From the listing below, extract each line containing the string "tiêu".

Saved entries
####################
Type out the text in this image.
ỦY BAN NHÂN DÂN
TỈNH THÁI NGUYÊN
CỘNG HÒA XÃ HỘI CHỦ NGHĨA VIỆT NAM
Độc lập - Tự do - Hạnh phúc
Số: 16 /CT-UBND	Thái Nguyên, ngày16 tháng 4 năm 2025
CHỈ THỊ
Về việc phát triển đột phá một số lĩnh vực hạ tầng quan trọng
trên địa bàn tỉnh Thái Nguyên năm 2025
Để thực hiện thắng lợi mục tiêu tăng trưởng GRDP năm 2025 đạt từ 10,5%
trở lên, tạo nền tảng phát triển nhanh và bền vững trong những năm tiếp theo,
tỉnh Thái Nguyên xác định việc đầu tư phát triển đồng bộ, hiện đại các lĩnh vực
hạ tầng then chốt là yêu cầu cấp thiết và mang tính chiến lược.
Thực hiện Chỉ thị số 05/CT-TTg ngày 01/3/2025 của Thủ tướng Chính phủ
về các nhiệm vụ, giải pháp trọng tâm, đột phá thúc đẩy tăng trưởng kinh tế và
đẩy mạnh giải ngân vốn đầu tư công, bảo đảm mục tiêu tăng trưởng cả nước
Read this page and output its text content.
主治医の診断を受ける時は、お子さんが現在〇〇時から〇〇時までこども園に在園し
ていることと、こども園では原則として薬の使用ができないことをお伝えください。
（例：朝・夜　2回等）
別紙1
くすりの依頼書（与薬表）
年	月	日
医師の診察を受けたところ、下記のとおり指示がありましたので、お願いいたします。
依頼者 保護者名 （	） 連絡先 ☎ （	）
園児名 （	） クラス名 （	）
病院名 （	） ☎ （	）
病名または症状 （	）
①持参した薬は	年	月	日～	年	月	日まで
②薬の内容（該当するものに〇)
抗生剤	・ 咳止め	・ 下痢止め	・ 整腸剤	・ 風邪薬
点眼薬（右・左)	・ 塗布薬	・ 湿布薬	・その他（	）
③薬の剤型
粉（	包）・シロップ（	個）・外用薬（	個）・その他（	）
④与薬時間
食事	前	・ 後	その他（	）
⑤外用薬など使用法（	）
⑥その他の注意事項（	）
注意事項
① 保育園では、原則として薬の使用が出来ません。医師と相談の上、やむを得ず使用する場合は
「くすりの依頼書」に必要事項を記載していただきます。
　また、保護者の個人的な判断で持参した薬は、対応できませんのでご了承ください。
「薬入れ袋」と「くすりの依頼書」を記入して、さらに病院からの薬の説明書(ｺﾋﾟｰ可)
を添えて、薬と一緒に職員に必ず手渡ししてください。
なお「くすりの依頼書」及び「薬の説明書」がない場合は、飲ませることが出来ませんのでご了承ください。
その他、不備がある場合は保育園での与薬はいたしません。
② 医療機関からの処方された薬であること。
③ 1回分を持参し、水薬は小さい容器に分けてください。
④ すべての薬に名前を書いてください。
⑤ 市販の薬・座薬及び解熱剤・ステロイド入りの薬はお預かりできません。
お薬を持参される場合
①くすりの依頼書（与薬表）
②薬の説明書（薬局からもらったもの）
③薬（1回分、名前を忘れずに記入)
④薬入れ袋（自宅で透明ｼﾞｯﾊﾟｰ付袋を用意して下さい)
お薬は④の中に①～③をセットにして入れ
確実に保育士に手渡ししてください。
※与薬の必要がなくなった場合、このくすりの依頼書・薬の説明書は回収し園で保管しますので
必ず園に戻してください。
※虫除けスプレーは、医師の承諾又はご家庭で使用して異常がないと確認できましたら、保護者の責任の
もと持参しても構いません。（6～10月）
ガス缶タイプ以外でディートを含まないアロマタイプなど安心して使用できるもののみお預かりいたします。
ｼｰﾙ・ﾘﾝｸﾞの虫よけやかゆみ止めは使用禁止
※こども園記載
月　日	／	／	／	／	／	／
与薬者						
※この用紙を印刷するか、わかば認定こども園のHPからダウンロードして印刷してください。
####################
**Expected output**
Để thực hiện thắng lợi mục tiêu tăng trưởng GRDP năm 2025 đạt từ 10,5%
đẩy mạnh giải ngân vốn đầu tư công, bảo đảm mục tiêu tăng trưởng cả nước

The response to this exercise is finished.